Text extract =
—————

One of the ultimate goals of the ESA Ariel space mission is to shed light on the formation pathways and evolution of planetary systems in the Solar neighbourhood. Such an endeavour is only possible by performing a large chemical survey of not only the planets, but also their host stars, inasmuch as stellar elemental abundances are the cipher key to decode the planetary compositional signatures.

This work aims at providing homogeneous abundances of C, N, and O of a sample of 181 stars belonging to the Tier 1 of the Ariel Mission Candidate Sample. We applied the spectral synthesis and the equivalent width methods to a variety of atomic and molecular indicators (C I lines at 5052 and 5380.3 A, [O I] forbidden line at 6300.3 A, C_2 bands at 5128 and 5165 A, and CN band at 4215 A) using high-resolution and high S/N spectra collected with several spectrographs.

We provide carbon abundances for 180 stars, nitrogen abundances for 105 stars, and oxygen abundances for 89 stars. We analyse the results in the light of the Galactic chemical evolution, and in terms of the planetary companions properties. Our sample basically follows the typical trends with metallicity expected for the [C/Fe], [N/Fe], and [O/Fe] abundance ratios. The fraction between C and O abundances, both yields of primary production, is consistent with a constant ratio as [O/H] increases, whereas the abundance of N tends to increase with the increasing of the O abundance, supporting the theoretical assumption of a secondary production of nitrogen.

—————

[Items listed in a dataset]
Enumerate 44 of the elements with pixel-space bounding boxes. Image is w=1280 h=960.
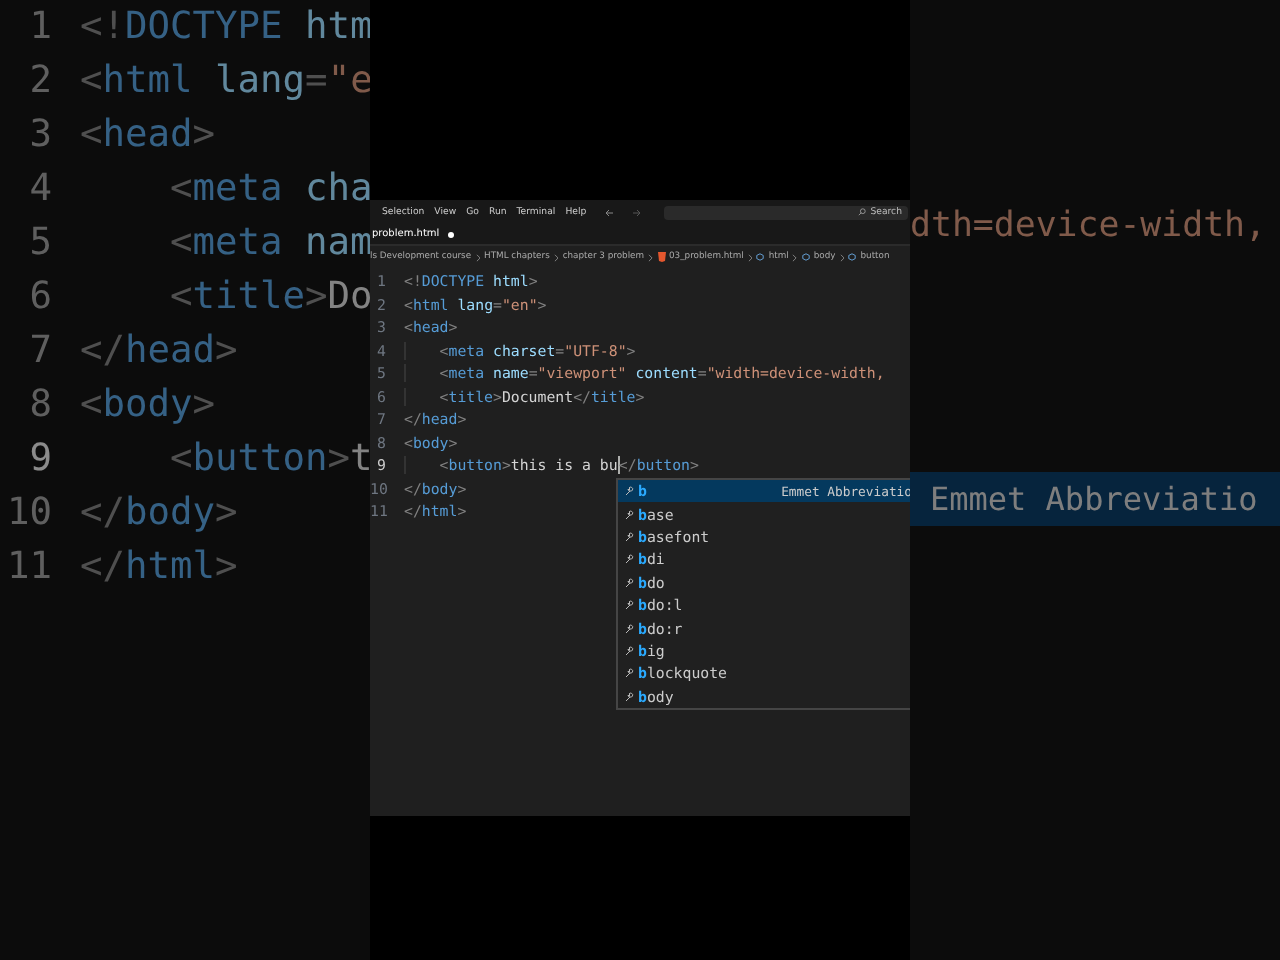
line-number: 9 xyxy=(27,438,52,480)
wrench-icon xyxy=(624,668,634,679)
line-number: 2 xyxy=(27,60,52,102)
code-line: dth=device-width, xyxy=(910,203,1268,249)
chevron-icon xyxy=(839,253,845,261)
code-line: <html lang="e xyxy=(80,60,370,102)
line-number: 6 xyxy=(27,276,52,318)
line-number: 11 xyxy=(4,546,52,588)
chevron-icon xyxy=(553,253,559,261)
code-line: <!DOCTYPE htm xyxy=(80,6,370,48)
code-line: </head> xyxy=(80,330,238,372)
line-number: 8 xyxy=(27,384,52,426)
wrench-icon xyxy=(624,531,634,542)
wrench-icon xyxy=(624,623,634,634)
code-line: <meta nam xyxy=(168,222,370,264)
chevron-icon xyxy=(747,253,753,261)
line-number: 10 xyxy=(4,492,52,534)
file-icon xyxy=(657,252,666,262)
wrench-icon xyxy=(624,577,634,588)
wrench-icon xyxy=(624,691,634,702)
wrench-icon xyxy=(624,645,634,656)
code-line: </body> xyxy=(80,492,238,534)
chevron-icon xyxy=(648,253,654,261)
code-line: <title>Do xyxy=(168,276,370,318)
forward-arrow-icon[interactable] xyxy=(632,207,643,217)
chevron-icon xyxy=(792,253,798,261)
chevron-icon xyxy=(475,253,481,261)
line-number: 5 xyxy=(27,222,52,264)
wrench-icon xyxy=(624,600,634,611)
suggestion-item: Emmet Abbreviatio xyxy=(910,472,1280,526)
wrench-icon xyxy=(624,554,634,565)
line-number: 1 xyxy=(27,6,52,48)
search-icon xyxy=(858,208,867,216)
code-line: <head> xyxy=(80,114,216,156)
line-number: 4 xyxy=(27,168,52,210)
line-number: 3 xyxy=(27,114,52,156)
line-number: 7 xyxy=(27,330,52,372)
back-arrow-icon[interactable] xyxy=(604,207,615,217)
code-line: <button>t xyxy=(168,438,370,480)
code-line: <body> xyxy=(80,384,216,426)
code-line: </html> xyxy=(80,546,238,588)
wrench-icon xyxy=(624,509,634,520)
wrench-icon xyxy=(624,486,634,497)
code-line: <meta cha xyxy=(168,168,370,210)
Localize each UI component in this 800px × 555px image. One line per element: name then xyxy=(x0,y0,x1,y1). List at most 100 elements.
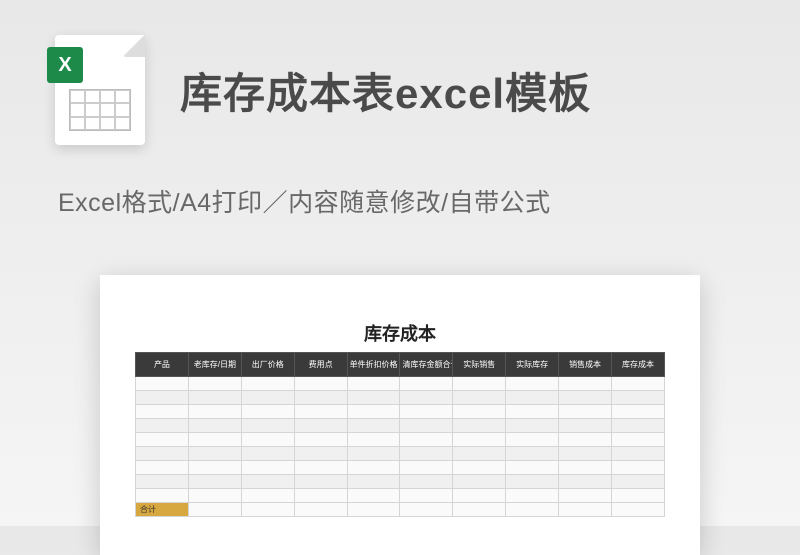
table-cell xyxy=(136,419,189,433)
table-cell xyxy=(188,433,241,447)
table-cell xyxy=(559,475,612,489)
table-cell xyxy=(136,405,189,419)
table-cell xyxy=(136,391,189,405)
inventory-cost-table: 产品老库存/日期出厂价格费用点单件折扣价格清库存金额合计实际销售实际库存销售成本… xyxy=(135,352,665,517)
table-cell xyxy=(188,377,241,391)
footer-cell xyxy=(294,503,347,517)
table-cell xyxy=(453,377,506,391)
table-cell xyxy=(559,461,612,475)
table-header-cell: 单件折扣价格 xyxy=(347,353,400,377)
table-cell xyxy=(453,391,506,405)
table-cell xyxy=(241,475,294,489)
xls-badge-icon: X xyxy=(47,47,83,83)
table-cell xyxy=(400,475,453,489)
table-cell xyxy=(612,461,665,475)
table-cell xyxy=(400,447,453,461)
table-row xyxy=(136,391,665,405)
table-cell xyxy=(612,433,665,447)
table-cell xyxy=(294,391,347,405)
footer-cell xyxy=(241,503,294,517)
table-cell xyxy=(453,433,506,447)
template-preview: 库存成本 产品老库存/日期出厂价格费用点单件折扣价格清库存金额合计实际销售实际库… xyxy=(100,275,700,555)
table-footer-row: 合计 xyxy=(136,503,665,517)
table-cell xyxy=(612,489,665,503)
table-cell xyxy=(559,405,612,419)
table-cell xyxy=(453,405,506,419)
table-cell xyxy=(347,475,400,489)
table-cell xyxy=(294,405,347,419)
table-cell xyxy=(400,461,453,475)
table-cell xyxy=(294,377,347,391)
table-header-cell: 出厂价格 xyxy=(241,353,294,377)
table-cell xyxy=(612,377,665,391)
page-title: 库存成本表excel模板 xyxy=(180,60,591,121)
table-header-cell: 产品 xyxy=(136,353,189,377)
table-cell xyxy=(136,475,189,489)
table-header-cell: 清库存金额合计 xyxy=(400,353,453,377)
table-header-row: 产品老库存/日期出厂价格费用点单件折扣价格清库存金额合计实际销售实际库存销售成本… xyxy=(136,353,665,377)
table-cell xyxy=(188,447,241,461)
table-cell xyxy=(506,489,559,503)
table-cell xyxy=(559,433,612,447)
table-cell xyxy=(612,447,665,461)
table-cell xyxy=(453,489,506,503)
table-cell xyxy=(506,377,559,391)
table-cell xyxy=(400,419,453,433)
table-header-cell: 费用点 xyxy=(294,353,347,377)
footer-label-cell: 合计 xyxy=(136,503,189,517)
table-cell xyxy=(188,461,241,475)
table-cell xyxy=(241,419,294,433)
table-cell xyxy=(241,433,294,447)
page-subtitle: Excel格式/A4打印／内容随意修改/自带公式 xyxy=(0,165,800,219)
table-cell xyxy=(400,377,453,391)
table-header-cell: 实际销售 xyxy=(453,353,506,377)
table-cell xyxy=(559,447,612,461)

—————

Set task A =
Copy the Ariel host-star abundance abstract starting at "This work aims" and ending at "with several spectrographs.", substituting "synthetic spectrum fitting" for "spectral synthesis".
Set task B =
According to the Ariel host-star abundance abstract, for how many stars are nitrogen abundances provided?
Set task C =
Write the next part of the Ariel host-star abundance abstract, picking up after its final sentence.
Nothing here depends on the items, so they can be left aside.

Expected output A =
This work aims at providing homogeneous abundances of C, N, and O of a sample of 181 stars belonging to the Tier 1 of the Ariel Mission Candidate Sample. We applied the synthetic spectrum fitting and the equivalent width methods to a variety of atomic and molecular indicators (C I lines at 5052 and 5380.3 A, [O I] forbidden line at 6300.3 A, C_2 bands at 5128 and 5165 A, and CN band at 4215 A) using high-resolution and high S/N spectra collected with several spectrographs.

Expected output B =
105 stars.

Expected output C =
The [C/N], [C/O], and [N/O] ratios are also correlated with [Fe/H], which might introduce biases in the interpretation of the planetary compositions and formation histories if host stars of different metallicity are compared. We provide relations that can be used to qualitatively estimate whether the atmospheric composition of planets is enriched or not with respect to the host stars.

R. da Silva, C. Danielski, E. Delgado Mena, L. Magrini, D. Turrini, K. Biazzo, M. Tsantaki, M. Rainer, K.G. Helminiak, S. Benatti, V. Adibekyan, N. Sanna, S. Sousa, G. Casali, M. Van der Swaelmen

Comments: 20 pages, 15 figures, 2 tables, to be published in the Astronomy & Astrophysics journal
Subjects: Solar and Stellar Astrophysics (astro-ph.SR); Earth and Planetary Astrophysics (astro-ph.EP); Astrophysics of Galaxies (astro-ph.GA)
Cite as: arXiv:2406.12393 [astro-ph.SR] (or arXiv:2406.12393v1 [astro-ph.SR] for this version)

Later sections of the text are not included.